## THE TASK
Look through the entries below and count the lines with the word "selection" in them; give only the number.

[Records excerpted from a collection]
··········

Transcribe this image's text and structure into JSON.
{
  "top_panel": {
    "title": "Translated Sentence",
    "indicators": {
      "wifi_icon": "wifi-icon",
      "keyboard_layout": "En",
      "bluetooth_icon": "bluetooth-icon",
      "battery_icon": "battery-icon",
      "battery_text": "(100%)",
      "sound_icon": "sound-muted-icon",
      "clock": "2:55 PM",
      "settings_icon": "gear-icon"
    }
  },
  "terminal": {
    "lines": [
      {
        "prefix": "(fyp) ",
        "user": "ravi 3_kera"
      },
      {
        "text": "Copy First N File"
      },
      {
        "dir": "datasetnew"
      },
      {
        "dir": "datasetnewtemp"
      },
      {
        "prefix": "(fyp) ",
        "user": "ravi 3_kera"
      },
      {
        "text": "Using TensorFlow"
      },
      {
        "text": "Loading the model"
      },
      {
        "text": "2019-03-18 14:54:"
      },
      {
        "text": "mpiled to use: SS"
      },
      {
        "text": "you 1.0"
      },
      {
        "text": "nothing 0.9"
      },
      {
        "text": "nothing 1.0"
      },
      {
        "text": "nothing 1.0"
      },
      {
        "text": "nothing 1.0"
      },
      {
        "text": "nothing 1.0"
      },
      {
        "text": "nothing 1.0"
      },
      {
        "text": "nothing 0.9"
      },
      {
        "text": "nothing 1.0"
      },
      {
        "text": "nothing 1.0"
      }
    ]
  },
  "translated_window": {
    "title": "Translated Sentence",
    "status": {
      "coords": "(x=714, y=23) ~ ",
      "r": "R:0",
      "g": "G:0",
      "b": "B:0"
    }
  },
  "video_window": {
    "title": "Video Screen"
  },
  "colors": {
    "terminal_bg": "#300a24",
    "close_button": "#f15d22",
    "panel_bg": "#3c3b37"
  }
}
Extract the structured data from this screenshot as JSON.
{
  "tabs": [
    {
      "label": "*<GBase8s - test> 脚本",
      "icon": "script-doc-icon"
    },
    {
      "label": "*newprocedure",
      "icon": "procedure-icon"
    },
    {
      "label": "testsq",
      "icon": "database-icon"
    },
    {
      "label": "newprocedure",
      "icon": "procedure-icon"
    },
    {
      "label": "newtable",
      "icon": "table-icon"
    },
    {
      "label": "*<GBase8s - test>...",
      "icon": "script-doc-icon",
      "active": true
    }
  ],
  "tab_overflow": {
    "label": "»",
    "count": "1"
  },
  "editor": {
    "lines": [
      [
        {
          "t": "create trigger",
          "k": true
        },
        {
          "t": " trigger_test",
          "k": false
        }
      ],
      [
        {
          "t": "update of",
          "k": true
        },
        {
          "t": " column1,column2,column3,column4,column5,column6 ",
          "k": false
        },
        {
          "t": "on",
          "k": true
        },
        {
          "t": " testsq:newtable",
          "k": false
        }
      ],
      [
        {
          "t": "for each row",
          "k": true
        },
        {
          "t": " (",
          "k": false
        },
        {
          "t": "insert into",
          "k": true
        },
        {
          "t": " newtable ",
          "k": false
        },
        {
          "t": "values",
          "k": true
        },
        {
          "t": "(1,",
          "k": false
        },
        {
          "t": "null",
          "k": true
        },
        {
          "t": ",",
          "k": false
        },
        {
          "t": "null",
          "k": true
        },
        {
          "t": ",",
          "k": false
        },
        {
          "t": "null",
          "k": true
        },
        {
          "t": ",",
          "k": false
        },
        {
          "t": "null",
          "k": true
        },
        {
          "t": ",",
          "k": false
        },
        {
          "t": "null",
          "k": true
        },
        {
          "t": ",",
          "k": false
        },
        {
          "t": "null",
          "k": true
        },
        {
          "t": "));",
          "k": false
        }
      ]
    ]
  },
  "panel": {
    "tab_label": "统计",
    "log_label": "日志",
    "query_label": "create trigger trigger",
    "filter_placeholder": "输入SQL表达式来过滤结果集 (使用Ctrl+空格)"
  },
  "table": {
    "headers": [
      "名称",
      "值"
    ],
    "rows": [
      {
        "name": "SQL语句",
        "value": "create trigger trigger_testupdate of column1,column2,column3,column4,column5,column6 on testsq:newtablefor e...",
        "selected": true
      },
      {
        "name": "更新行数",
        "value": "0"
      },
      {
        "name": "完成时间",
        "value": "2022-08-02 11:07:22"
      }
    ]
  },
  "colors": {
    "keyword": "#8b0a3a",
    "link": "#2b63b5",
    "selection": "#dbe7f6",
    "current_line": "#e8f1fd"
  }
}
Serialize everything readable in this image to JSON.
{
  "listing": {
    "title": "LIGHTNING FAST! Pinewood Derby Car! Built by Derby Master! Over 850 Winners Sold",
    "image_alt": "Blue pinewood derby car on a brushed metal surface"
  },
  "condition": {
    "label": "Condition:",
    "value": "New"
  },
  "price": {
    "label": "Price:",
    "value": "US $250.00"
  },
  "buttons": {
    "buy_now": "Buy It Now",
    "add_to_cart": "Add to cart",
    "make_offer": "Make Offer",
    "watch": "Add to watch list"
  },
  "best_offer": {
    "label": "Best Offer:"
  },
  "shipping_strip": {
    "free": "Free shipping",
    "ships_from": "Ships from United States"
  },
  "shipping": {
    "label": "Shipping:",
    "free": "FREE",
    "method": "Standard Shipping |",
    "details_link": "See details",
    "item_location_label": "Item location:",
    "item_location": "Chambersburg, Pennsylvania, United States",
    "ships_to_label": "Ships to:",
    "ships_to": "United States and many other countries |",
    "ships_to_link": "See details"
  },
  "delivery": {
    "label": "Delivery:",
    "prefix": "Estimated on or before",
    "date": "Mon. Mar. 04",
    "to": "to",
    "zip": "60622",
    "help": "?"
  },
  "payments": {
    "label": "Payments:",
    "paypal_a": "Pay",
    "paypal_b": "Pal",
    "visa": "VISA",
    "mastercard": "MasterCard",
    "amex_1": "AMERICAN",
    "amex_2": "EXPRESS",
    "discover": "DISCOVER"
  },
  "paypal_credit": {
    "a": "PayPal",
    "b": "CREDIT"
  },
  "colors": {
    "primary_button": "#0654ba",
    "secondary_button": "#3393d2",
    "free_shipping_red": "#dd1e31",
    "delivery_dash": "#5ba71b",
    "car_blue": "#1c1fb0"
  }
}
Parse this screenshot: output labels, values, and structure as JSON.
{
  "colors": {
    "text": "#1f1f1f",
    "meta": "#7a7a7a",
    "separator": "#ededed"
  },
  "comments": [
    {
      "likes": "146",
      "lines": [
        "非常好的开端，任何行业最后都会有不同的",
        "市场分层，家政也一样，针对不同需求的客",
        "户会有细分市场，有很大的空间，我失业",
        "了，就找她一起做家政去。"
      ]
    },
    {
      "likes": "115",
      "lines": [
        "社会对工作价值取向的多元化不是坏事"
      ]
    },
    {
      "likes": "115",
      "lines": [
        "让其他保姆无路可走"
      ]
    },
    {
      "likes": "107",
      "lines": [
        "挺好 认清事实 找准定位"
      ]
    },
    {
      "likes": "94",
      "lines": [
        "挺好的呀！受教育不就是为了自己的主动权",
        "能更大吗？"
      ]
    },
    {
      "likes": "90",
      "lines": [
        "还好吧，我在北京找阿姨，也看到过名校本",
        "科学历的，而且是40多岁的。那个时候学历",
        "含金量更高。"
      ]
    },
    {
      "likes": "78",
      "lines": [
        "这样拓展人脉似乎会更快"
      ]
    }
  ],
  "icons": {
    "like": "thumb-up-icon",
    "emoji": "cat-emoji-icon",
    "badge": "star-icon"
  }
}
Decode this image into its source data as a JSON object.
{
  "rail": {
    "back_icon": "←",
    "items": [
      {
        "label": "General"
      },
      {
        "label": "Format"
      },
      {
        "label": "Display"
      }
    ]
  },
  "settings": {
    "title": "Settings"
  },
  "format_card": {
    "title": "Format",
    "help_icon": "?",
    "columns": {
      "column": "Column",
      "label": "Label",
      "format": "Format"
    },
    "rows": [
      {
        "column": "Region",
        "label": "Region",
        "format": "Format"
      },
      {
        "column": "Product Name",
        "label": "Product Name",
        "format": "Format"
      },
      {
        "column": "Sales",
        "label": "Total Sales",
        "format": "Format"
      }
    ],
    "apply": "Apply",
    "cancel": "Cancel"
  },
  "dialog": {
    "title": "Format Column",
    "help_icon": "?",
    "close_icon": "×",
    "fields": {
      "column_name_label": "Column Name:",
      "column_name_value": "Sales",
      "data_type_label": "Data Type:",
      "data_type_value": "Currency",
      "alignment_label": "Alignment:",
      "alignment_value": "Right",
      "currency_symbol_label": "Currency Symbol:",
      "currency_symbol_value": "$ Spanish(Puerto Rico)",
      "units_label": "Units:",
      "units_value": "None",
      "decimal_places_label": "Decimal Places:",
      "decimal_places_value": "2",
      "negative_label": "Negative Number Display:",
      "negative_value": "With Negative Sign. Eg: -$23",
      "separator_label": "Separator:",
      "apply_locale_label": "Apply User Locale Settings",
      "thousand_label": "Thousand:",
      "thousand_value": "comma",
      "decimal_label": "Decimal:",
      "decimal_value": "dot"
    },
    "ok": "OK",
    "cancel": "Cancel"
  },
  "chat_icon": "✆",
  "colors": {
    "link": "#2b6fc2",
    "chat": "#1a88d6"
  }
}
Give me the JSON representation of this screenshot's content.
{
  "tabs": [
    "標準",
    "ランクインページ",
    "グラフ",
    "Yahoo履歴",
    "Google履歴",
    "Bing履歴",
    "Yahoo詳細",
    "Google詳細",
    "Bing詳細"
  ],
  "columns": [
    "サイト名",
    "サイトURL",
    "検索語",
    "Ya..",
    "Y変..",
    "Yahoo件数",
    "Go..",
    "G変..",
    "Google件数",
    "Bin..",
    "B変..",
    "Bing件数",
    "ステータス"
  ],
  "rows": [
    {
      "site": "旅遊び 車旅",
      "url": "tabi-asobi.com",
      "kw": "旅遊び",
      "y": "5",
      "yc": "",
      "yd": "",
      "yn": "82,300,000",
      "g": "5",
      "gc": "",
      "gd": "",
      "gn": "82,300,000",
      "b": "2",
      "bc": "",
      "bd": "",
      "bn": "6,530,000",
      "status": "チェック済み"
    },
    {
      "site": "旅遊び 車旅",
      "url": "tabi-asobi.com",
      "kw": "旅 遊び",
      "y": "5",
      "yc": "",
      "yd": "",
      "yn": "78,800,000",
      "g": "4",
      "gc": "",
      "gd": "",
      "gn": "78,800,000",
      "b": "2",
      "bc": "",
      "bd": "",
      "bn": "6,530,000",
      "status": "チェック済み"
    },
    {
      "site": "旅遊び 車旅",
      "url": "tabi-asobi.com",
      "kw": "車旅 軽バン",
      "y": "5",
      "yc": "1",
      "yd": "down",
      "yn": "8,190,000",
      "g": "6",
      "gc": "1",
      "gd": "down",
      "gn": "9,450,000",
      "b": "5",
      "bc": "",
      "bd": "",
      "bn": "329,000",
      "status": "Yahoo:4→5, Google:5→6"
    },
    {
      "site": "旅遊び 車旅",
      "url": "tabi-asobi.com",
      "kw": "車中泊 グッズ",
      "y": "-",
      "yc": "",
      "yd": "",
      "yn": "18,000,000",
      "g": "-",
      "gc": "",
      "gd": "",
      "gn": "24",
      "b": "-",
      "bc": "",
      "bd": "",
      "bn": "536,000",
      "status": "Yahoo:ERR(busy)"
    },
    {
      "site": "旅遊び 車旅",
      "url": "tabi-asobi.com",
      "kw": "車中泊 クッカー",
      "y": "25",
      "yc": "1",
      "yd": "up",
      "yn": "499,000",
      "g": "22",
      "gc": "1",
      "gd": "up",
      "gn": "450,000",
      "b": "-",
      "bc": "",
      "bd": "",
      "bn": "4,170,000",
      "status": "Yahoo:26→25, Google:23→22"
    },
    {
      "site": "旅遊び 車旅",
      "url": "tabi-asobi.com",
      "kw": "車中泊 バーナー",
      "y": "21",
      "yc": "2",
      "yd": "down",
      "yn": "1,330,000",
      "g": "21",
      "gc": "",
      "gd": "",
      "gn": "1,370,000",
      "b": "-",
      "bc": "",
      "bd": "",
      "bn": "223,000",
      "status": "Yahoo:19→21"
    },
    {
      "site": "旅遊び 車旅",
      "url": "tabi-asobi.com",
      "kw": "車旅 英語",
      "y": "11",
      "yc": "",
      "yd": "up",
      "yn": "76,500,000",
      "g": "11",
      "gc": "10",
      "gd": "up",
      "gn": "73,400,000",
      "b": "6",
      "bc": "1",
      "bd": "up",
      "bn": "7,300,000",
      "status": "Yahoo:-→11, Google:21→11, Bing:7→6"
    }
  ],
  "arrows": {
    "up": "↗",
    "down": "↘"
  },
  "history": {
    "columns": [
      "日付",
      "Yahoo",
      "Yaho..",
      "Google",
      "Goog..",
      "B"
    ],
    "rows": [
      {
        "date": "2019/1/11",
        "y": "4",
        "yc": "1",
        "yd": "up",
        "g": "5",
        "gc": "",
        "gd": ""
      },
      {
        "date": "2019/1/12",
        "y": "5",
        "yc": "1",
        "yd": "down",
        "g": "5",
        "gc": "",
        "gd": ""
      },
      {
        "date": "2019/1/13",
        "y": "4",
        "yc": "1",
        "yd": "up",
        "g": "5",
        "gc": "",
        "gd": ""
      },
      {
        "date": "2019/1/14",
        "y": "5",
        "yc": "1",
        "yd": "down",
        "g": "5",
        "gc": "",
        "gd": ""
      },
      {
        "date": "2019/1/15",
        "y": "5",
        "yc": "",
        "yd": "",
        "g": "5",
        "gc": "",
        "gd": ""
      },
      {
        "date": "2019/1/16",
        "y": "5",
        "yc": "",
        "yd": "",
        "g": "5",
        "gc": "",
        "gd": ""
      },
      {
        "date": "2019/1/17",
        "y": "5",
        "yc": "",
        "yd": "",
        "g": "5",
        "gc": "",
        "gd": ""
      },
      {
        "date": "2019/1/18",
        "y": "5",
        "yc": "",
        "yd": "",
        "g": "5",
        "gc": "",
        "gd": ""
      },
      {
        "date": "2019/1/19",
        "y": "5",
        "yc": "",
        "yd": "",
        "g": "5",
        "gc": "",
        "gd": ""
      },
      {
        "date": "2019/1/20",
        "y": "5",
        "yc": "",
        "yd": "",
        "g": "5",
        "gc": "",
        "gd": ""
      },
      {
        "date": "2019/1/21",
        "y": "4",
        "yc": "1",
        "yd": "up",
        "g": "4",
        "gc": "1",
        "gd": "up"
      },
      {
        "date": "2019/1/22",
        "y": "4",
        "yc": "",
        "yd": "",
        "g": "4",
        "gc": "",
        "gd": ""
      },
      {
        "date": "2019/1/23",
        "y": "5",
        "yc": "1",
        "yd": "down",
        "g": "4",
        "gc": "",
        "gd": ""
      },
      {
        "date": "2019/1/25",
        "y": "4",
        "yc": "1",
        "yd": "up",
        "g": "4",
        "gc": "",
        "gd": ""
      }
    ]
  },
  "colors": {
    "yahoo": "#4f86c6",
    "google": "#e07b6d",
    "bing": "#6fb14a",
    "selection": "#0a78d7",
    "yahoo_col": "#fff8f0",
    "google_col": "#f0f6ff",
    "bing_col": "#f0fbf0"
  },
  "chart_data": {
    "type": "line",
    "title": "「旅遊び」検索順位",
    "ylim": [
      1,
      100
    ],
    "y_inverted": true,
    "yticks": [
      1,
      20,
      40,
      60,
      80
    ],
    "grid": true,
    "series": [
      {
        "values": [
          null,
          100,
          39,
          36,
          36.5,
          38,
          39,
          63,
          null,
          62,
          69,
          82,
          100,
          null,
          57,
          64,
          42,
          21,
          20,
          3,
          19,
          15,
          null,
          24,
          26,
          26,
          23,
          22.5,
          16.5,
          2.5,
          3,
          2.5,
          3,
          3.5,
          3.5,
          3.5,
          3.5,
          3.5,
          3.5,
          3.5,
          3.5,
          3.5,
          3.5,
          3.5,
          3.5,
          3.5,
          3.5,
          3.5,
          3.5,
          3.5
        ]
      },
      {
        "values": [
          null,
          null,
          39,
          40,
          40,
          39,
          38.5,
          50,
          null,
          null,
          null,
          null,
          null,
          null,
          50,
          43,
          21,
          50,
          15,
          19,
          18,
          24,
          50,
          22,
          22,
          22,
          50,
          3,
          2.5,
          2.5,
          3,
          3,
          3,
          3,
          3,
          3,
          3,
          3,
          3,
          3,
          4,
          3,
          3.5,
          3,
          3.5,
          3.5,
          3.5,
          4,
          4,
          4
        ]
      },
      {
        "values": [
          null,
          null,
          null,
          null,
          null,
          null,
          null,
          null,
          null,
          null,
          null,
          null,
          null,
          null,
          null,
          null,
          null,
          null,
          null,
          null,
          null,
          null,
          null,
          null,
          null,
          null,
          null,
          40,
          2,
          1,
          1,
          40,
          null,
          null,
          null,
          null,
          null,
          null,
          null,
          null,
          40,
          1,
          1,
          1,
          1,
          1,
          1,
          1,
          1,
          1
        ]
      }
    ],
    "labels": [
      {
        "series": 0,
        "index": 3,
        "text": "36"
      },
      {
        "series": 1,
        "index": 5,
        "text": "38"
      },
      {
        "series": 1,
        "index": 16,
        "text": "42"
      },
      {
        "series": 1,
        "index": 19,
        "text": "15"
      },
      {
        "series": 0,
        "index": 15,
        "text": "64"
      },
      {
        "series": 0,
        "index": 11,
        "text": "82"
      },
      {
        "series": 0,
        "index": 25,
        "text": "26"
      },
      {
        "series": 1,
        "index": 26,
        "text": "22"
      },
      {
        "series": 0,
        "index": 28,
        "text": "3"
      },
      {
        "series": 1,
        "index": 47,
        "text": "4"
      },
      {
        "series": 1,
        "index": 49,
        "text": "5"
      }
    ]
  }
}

··········

## SOLUTION TO THIS PROBLEM
2